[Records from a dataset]
···

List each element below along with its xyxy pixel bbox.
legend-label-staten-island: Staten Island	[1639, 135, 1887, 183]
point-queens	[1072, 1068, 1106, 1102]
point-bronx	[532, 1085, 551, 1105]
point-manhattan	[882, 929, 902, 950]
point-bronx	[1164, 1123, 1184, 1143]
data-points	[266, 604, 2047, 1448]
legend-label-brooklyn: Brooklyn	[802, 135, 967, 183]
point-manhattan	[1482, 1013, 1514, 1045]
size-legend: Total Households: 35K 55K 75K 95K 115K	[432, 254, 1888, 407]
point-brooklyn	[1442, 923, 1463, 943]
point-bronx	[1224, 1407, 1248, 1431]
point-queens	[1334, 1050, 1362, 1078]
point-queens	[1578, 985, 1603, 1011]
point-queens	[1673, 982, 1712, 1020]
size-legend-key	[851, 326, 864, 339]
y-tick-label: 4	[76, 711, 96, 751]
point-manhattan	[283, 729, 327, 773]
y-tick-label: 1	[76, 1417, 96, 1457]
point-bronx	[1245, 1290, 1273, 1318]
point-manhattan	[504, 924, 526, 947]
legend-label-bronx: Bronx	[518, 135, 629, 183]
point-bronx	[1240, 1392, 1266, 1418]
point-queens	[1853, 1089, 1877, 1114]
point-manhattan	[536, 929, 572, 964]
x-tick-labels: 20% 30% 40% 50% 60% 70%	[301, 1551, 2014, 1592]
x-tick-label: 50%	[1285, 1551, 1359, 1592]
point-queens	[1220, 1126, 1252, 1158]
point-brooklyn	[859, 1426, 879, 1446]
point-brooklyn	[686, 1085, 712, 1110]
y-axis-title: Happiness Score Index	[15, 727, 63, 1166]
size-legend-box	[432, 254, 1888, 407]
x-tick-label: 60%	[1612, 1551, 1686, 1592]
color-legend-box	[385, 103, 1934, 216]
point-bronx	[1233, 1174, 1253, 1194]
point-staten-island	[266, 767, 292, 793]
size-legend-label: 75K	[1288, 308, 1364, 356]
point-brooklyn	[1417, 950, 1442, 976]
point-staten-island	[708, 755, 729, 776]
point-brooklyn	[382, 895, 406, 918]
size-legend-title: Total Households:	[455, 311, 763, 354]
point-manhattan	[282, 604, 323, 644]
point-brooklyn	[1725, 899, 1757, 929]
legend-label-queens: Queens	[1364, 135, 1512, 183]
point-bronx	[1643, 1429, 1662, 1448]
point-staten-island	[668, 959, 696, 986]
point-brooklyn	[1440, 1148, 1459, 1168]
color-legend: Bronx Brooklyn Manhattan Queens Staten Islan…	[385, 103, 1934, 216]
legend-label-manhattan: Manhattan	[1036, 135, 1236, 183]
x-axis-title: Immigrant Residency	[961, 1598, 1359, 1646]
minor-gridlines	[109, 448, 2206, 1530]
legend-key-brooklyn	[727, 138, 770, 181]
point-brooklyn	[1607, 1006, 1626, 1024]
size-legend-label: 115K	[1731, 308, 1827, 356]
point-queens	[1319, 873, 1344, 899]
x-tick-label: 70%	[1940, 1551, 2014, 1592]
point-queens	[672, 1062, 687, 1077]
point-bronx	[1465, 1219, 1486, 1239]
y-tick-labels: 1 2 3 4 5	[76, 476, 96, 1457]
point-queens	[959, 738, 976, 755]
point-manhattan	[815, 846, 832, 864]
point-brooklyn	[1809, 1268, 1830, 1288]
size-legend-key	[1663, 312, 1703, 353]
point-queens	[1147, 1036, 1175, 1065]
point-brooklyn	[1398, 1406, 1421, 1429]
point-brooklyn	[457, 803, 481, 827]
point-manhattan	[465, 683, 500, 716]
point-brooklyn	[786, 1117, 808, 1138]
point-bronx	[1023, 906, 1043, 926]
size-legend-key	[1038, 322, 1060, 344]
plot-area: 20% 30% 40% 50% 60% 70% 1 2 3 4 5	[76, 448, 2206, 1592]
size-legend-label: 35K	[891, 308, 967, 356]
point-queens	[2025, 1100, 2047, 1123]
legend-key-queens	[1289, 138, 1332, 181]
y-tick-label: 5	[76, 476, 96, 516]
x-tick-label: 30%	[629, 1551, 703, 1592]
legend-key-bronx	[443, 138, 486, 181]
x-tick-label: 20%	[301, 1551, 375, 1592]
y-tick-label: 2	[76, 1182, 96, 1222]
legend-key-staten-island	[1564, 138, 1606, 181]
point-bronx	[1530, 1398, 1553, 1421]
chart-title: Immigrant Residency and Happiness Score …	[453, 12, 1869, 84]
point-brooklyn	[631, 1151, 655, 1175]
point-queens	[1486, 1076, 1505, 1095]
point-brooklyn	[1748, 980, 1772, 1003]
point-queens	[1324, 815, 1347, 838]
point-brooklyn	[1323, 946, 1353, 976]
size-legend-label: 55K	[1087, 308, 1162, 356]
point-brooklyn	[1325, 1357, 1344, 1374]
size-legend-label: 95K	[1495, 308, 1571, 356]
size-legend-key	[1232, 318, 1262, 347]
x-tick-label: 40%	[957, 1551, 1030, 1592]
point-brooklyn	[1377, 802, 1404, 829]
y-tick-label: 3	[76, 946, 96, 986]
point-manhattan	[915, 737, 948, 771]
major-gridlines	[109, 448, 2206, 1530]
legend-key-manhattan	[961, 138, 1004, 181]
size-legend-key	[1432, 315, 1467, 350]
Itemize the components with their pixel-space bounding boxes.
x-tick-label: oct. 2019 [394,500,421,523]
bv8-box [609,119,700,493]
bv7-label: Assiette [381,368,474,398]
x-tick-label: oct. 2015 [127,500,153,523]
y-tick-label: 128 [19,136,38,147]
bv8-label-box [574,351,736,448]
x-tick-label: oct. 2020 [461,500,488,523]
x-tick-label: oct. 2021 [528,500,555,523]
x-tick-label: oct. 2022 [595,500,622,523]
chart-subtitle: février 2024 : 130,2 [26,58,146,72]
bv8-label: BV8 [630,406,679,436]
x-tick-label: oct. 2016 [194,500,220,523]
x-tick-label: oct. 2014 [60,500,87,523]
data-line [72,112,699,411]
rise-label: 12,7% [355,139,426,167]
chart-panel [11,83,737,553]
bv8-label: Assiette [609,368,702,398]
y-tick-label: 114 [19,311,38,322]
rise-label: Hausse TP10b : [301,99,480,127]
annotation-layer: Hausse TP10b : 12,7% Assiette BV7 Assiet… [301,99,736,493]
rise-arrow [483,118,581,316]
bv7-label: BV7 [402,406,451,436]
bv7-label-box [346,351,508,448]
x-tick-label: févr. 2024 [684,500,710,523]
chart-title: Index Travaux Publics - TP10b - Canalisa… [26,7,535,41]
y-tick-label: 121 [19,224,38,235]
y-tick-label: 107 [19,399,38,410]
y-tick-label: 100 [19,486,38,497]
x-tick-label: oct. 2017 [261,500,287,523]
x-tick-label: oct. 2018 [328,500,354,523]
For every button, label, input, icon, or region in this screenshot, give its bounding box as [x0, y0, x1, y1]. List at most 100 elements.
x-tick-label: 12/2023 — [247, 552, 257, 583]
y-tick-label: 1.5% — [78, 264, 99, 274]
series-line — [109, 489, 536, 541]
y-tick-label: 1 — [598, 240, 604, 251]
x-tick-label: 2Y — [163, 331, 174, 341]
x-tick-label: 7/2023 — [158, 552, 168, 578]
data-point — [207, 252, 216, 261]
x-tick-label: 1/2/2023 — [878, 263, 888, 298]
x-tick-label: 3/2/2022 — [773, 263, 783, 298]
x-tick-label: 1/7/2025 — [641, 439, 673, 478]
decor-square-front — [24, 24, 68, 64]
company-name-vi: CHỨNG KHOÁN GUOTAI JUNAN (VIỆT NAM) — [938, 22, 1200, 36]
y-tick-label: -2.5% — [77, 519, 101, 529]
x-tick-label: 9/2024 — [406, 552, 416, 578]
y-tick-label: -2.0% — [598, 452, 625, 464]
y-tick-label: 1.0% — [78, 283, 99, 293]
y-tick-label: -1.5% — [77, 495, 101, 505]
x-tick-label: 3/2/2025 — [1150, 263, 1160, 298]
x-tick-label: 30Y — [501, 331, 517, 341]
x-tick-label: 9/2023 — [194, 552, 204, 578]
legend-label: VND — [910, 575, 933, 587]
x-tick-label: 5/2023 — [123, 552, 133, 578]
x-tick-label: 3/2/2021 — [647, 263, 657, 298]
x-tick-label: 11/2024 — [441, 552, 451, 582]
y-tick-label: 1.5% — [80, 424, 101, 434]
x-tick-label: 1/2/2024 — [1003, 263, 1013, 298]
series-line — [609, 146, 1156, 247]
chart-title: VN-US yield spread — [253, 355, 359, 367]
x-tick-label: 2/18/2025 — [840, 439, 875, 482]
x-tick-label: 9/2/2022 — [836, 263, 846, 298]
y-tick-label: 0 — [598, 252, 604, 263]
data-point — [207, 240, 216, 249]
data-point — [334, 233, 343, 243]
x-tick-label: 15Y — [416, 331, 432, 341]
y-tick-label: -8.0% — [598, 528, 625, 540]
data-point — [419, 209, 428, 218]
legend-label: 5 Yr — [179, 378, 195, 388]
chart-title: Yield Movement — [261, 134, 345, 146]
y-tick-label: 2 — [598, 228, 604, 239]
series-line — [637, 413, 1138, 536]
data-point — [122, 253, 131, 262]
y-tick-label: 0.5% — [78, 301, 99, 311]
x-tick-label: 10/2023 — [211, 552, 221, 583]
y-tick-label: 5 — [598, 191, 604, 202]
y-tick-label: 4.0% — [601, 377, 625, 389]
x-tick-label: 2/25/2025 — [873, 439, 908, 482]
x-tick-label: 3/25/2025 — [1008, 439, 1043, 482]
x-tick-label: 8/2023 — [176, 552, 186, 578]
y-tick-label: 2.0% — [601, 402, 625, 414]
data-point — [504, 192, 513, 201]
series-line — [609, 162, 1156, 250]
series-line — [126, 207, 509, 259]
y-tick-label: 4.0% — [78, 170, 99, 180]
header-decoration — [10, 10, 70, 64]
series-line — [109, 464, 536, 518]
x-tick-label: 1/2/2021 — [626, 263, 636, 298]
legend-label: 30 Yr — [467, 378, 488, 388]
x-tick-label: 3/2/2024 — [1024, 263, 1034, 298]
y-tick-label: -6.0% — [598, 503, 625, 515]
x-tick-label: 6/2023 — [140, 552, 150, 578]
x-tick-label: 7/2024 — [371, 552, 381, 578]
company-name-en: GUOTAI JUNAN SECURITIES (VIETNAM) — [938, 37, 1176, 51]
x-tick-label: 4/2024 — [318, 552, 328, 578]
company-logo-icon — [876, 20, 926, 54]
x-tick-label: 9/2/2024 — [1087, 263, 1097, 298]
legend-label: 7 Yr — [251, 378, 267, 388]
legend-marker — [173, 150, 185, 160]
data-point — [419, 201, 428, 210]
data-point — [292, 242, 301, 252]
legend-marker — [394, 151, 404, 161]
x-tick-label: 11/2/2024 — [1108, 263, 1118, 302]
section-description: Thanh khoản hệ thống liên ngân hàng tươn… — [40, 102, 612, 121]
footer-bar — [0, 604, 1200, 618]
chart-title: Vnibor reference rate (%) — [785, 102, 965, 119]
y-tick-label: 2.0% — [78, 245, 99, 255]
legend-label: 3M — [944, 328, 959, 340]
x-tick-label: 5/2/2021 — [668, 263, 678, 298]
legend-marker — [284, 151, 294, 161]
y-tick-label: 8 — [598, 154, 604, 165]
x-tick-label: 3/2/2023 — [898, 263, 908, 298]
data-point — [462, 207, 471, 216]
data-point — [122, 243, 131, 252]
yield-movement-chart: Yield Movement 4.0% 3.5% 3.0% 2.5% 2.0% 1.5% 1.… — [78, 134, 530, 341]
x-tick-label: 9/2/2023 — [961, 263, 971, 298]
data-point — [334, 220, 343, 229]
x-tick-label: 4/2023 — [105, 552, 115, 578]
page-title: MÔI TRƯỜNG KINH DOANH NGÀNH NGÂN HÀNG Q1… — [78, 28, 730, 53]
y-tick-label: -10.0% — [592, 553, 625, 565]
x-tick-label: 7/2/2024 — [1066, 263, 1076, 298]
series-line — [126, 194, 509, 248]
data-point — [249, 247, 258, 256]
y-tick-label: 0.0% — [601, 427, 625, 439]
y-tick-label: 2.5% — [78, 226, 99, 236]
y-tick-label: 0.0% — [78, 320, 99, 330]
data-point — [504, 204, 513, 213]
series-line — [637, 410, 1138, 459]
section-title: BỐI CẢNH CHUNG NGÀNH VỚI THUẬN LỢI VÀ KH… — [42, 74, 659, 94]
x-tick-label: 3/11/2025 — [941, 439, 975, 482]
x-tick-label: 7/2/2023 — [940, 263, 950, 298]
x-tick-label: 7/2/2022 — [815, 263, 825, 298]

···

(SET PROBLEM): Starting with the first line of the rows above and ending with the line that contains "1013, 1514, 1045]", output those lines as a Markdown table with the columns Row and Line, and omit any blank lines.

(SOLUTION TO THE PROBLEM):
| Row | Line |
|---|---|
| 1 | List each element below along with its xyxy pixel bbox. |
| 2 | legend-label-staten-island: Staten Island	[1639, 135, 1887, 183] |
| 3 | point-queens	[1072, 1068, 1106, 1102] |
| 4 | point-bronx	[532, 1085, 551, 1105] |
| 5 | point-manhattan	[882, 929, 902, 950] |
| 6 | point-bronx	[1164, 1123, 1184, 1143] |
| 7 | data-points	[266, 604, 2047, 1448] |
| 8 | legend-label-brooklyn: Brooklyn	[802, 135, 967, 183] |
| 9 | point-manhattan	[1482, 1013, 1514, 1045] |